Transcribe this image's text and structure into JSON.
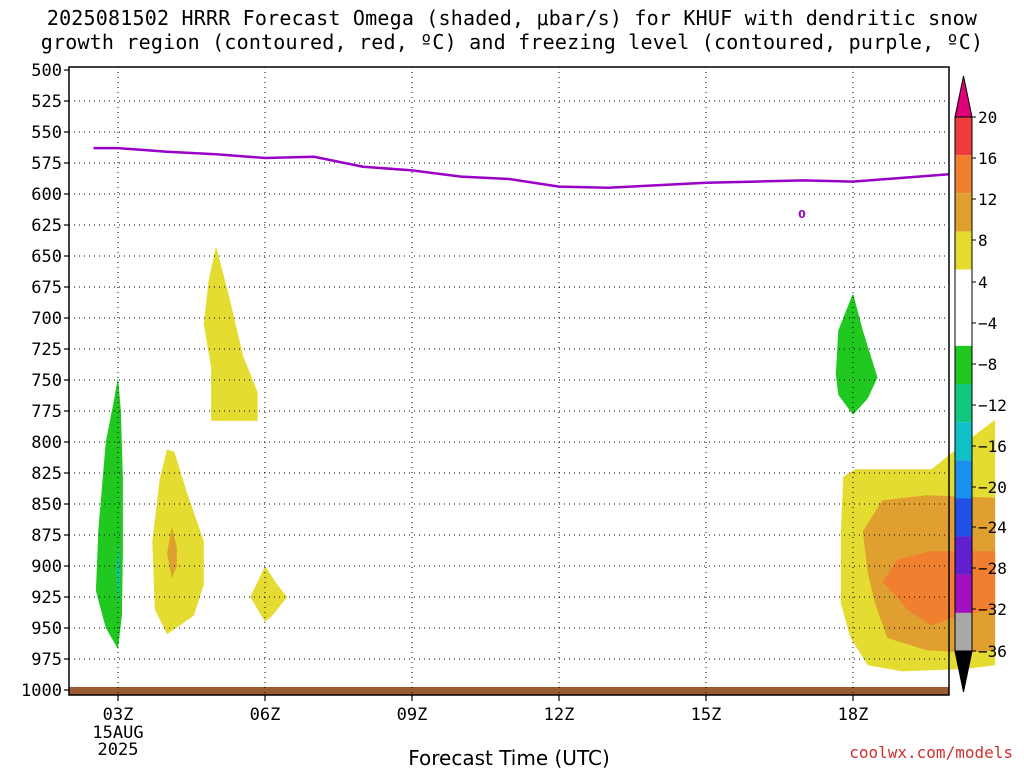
{
  "title": {
    "line1": "2025081502 HRRR Forecast Omega (shaded, μbar/s) for KHUF with dendritic snow",
    "line2": "growth region (contoured, red, ºC) and freezing level (contoured, purple, ºC)"
  },
  "x_axis": {
    "label": "Forecast Time (UTC)",
    "ticks": [
      "03Z",
      "06Z",
      "09Z",
      "12Z",
      "15Z",
      "18Z"
    ],
    "date_line1": "15AUG",
    "date_line2": "2025"
  },
  "credit": "coolwx.com/models",
  "colorbar": {
    "labels": [
      "20",
      "16",
      "12",
      "8",
      "4",
      "-4",
      "-8",
      "-12",
      "-16",
      "-20",
      "-24",
      "-28",
      "-32",
      "-36"
    ],
    "colors": {
      "top_arrow": "#e0007a",
      "gt16": "#f03c3c",
      "12_16": "#f08030",
      "8_12": "#e0a030",
      "4_8": "#e4dc30",
      "neutral": "#ffffff",
      "m8_m4": "#20c820",
      "m12_m8": "#10c880",
      "m16_m12": "#10c0c8",
      "m20_m16": "#1890f0",
      "m24_m20": "#2050e8",
      "m28_m24": "#6020d0",
      "m32_m28": "#a010c0",
      "m36_m32": "#a8a8a8",
      "bottom_arrow": "#000000"
    }
  },
  "chart_data": {
    "type": "heatmap",
    "title": "2025081502 HRRR Forecast Omega (shaded, μbar/s) for KHUF with dendritic snow growth region (contoured, red, ºC) and freezing level (contoured, purple, ºC)",
    "xlabel": "Forecast Time (UTC)",
    "ylabel": "",
    "y_ticks": [
      500,
      525,
      550,
      575,
      600,
      625,
      650,
      675,
      700,
      725,
      750,
      775,
      800,
      825,
      850,
      875,
      900,
      925,
      950,
      975,
      1000
    ],
    "ylim": [
      1000,
      500
    ],
    "x_ticks": [
      "03Z",
      "06Z",
      "09Z",
      "12Z",
      "15Z",
      "18Z"
    ],
    "freezing_level": {
      "label": "0",
      "color": "#9a00c8",
      "hours": [
        2.5,
        3.0,
        4.0,
        5.0,
        6.0,
        7.0,
        8.0,
        9.0,
        10.0,
        11.0,
        12.0,
        13.0,
        14.0,
        15.0,
        16.0,
        17.0,
        18.0,
        19.0,
        20.0
      ],
      "pressure_hpa": [
        563,
        563,
        566,
        568,
        571,
        570,
        578,
        581,
        586,
        588,
        594,
        595,
        593,
        591,
        590,
        589,
        590,
        587,
        584
      ]
    },
    "omega_regions": [
      {
        "bin": "-8 to -4",
        "hour_center": 3.0,
        "p_top": 748,
        "p_bottom": 967
      },
      {
        "bin": "-12 to -8",
        "hour_center": 3.0,
        "p_top": 880,
        "p_bottom": 935
      },
      {
        "bin": "4 to 8",
        "hour_center": 5.0,
        "p_top": 642,
        "p_bottom": 783
      },
      {
        "bin": "4 to 8",
        "hour_center": 4.1,
        "p_top": 806,
        "p_bottom": 955
      },
      {
        "bin": "8 to 12",
        "hour_center": 4.1,
        "p_top": 868,
        "p_bottom": 910
      },
      {
        "bin": "4 to 8",
        "hour_center": 6.0,
        "p_top": 900,
        "p_bottom": 945
      },
      {
        "bin": "-8 to -4",
        "hour_center": 18.0,
        "p_top": 680,
        "p_bottom": 778
      },
      {
        "bin": "4 to 8",
        "hour_center": 19.0,
        "p_top": 782,
        "p_bottom": 985
      },
      {
        "bin": "8 to 12",
        "hour_center": 19.2,
        "p_top": 840,
        "p_bottom": 970
      },
      {
        "bin": "12 to 16",
        "hour_center": 19.5,
        "p_top": 890,
        "p_bottom": 948
      }
    ],
    "surface_pressure_hpa": 1000
  }
}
--- --- ---
Exercise brief :: Extract each line holding the word "Forecast" from the records.

Task output ::
    "line1": "2025081502 HRRR Forecast Omega (shaded, μbar/s) for KHUF with dendritic snow",
    "label": "Forecast Time (UTC)",
    "title": "2025081502 HRRR Forecast Omega (shaded, μbar/s) for KHUF with dendritic snow growth region (contoured, red, ºC) and freezing level (contoured, purple, ºC)",
    "xlabel": "Forecast Time (UTC)",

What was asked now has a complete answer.